(Stated exercise): Extract every line below that contains the word "智能电动汽车".

== Records to process ==

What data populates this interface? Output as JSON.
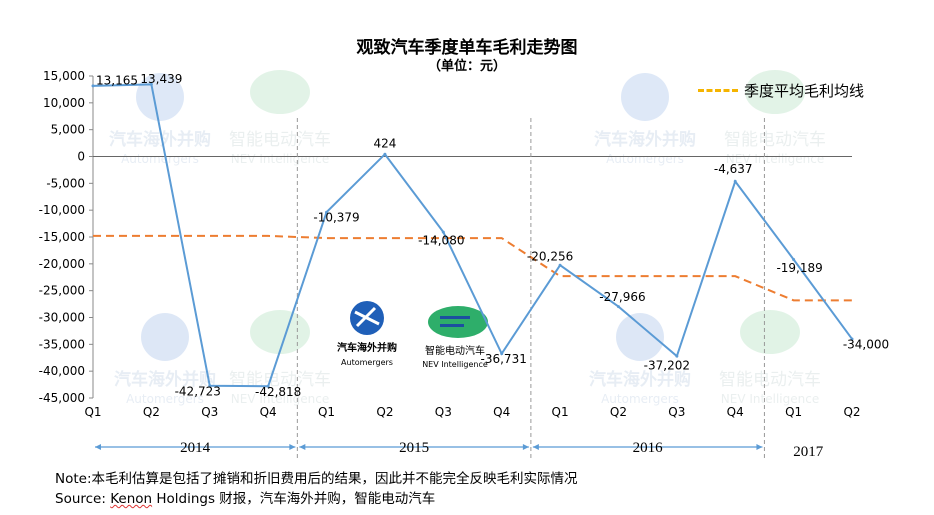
{
  "chart_data": {
    "type": "line",
    "title": "观致汽车季度单车毛利走势图",
    "subtitle": "（单位：元）",
    "ylim": [
      -45000,
      15000
    ],
    "yticks": [
      15000,
      10000,
      5000,
      0,
      -5000,
      -10000,
      -15000,
      -20000,
      -25000,
      -30000,
      -35000,
      -40000,
      -45000
    ],
    "ytick_labels": [
      "15,000",
      "10,000",
      "5,000",
      "0",
      "-5,000",
      "-10,000",
      "-15,000",
      "-20,000",
      "-25,000",
      "-30,000",
      "-35,000",
      "-40,000",
      "-45,000"
    ],
    "categories": [
      "Q1",
      "Q2",
      "Q3",
      "Q4",
      "Q1",
      "Q2",
      "Q3",
      "Q4",
      "Q1",
      "Q2",
      "Q3",
      "Q4",
      "Q1",
      "Q2"
    ],
    "years": [
      {
        "label": "2014",
        "start": 0,
        "end": 3
      },
      {
        "label": "2015",
        "start": 4,
        "end": 7
      },
      {
        "label": "2016",
        "start": 8,
        "end": 11
      },
      {
        "label": "2017",
        "start": 12,
        "end": 13
      }
    ],
    "series": [
      {
        "kind": "solid",
        "color": "#5b9bd5",
        "values": [
          13165,
          13439,
          -42723,
          -42818,
          -10379,
          424,
          -14080,
          -36731,
          -20256,
          -27966,
          -37202,
          -4637,
          -19189,
          -34000
        ],
        "labels": [
          "13,165",
          "13,439",
          "-42,723",
          "-42,818",
          "-10,379",
          "424",
          "-14,080",
          "-36,731",
          "-20,256",
          "-27,966",
          "-37,202",
          "-4,637",
          "-19,189",
          "-34,000"
        ]
      },
      {
        "name": "季度平均毛利均线",
        "kind": "dashed",
        "color": "#ed7d31",
        "values": [
          -14800,
          -14800,
          -14800,
          -14800,
          -15200,
          -15200,
          -15200,
          -15200,
          -22300,
          -22300,
          -22300,
          -22300,
          -26800,
          -26800
        ]
      }
    ],
    "legend": {
      "label": "季度平均毛利均线",
      "color": "#f5b400",
      "position": "top-right"
    },
    "watermarks": [
      "汽车海外并购",
      "Automergers",
      "智能电动汽车",
      "NEV Intelligence"
    ]
  },
  "notes": {
    "line1": "Note:本毛利估算是包括了摊销和折旧费用后的结果，因此并不能完全反映毛利实际情况",
    "line2_prefix": "Source: ",
    "line2_source": "Kenon",
    "line2_rest": " Holdings 财报，汽车海外并购，智能电动汽车"
  }
}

===

(Result for this task):
      "智能电动汽车",
    "line2_rest": " Holdings 财报，汽车海外并购，智能电动汽车"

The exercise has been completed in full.